Given information:
----------------------------------------

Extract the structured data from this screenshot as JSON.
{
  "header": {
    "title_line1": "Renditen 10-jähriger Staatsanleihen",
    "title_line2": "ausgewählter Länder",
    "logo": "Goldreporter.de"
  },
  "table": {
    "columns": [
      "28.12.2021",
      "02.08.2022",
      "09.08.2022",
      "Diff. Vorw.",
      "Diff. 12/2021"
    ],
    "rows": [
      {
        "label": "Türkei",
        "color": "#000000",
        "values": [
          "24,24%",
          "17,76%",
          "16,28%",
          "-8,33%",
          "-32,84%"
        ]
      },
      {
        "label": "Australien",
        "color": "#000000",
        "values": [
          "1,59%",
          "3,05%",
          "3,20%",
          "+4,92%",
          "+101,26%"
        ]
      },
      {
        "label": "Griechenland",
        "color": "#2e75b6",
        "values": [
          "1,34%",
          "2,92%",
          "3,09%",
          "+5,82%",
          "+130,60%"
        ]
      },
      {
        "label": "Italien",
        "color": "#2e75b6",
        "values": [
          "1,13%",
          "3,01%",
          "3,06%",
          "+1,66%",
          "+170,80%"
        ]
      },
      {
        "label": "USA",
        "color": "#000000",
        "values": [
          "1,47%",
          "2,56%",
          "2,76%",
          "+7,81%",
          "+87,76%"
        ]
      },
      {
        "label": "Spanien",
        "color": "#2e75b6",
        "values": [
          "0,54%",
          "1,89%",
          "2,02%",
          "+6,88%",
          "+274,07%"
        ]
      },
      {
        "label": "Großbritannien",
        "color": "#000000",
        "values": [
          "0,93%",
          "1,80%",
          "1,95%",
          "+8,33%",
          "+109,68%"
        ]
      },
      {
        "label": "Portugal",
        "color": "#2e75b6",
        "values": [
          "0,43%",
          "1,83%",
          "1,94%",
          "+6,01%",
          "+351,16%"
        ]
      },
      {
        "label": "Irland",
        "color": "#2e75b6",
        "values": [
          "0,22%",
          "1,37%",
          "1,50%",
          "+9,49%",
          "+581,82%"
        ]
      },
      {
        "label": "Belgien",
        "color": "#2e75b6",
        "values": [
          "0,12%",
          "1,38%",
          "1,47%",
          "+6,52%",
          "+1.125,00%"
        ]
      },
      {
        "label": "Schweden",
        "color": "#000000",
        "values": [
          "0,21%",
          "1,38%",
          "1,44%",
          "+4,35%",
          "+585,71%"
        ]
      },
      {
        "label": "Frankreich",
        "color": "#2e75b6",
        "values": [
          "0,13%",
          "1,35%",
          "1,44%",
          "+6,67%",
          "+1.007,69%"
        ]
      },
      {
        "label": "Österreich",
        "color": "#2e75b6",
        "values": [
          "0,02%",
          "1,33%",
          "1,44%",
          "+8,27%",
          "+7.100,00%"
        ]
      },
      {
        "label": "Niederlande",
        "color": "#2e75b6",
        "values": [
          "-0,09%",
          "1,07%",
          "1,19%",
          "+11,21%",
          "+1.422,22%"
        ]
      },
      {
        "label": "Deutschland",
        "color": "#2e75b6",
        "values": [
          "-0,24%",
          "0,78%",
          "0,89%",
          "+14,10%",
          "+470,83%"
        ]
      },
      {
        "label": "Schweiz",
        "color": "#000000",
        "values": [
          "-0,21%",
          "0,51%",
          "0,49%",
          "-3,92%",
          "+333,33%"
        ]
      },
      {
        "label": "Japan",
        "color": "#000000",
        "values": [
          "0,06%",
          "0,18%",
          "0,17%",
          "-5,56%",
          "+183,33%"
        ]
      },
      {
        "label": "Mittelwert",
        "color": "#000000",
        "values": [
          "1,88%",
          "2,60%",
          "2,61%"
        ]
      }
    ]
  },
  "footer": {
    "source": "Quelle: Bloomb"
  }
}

----------------------------------------

Problem statement: Return all the data exactly as given.

Correct response:
Extract the structured data from this screenshot as JSON.
{
  "header": {
    "title_line1": "Renditen 10-jähriger Staatsanleihen",
    "title_line2": "ausgewählter Länder",
    "logo": "Goldreporter.de"
  },
  "table": {
    "columns": [
      "28.12.2021",
      "02.08.2022",
      "09.08.2022",
      "Diff. Vorw.",
      "Diff. 12/2021"
    ],
    "rows": [
      {
        "label": "Türkei",
        "color": "#000000",
        "values": [
          "24,24%",
          "17,76%",
          "16,28%",
          "-8,33%",
          "-32,84%"
        ]
      },
      {
        "label": "Australien",
        "color": "#000000",
        "values": [
          "1,59%",
          "3,05%",
          "3,20%",
          "+4,92%",
          "+101,26%"
        ]
      },
      {
        "label": "Griechenland",
        "color": "#2e75b6",
        "values": [
          "1,34%",
          "2,92%",
          "3,09%",
          "+5,82%",
          "+130,60%"
        ]
      },
      {
        "label": "Italien",
        "color": "#2e75b6",
        "values": [
          "1,13%",
          "3,01%",
          "3,06%",
          "+1,66%",
          "+170,80%"
        ]
      },
      {
        "label": "USA",
        "color": "#000000",
        "values": [
          "1,47%",
          "2,56%",
          "2,76%",
          "+7,81%",
          "+87,76%"
        ]
      },
      {
        "label": "Spanien",
        "color": "#2e75b6",
        "values": [
          "0,54%",
          "1,89%",
          "2,02%",
          "+6,88%",
          "+274,07%"
        ]
      },
      {
        "label": "Großbritannien",
        "color": "#000000",
        "values": [
          "0,93%",
          "1,80%",
          "1,95%",
          "+8,33%",
          "+109,68%"
        ]
      },
      {
        "label": "Portugal",
        "color": "#2e75b6",
        "values": [
          "0,43%",
          "1,83%",
          "1,94%",
          "+6,01%",
          "+351,16%"
        ]
      },
      {
        "label": "Irland",
        "color": "#2e75b6",
        "values": [
          "0,22%",
          "1,37%",
          "1,50%",
          "+9,49%",
          "+581,82%"
        ]
      },
      {
        "label": "Belgien",
        "color": "#2e75b6",
        "values": [
          "0,12%",
          "1,38%",
          "1,47%",
          "+6,52%",
          "+1.125,00%"
        ]
      },
      {
        "label": "Schweden",
        "color": "#000000",
        "values": [
          "0,21%",
          "1,38%",
          "1,44%",
          "+4,35%",
          "+585,71%"
        ]
      },
      {
        "label": "Frankreich",
        "color": "#2e75b6",
        "values": [
          "0,13%",
          "1,35%",
          "1,44%",
          "+6,67%",
          "+1.007,69%"
        ]
      },
      {
        "label": "Österreich",
        "color": "#2e75b6",
        "values": [
          "0,02%",
          "1,33%",
          "1,44%",
          "+8,27%",
          "+7.100,00%"
        ]
      },
      {
        "label": "Niederlande",
        "color": "#2e75b6",
        "values": [
          "-0,09%",
          "1,07%",
          "1,19%",
          "+11,21%",
          "+1.422,22%"
        ]
      },
      {
        "label": "Deutschland",
        "color": "#2e75b6",
        "values": [
          "-0,24%",
          "0,78%",
          "0,89%",
          "+14,10%",
          "+470,83%"
        ]
      },
      {
        "label": "Schweiz",
        "color": "#000000",
        "values": [
          "-0,21%",
          "0,51%",
          "0,49%",
          "-3,92%",
          "+333,33%"
        ]
      },
      {
        "label": "Japan",
        "color": "#000000",
        "values": [
          "0,06%",
          "0,18%",
          "0,17%",
          "-5,56%",
          "+183,33%"
        ]
      },
      {
        "label": "Mittelwert",
        "color": "#000000",
        "values": [
          "1,88%",
          "2,60%",
          "2,61%"
        ]
      }
    ]
  },
  "footer": {
    "source": "Quelle: Bloomb"
  }
}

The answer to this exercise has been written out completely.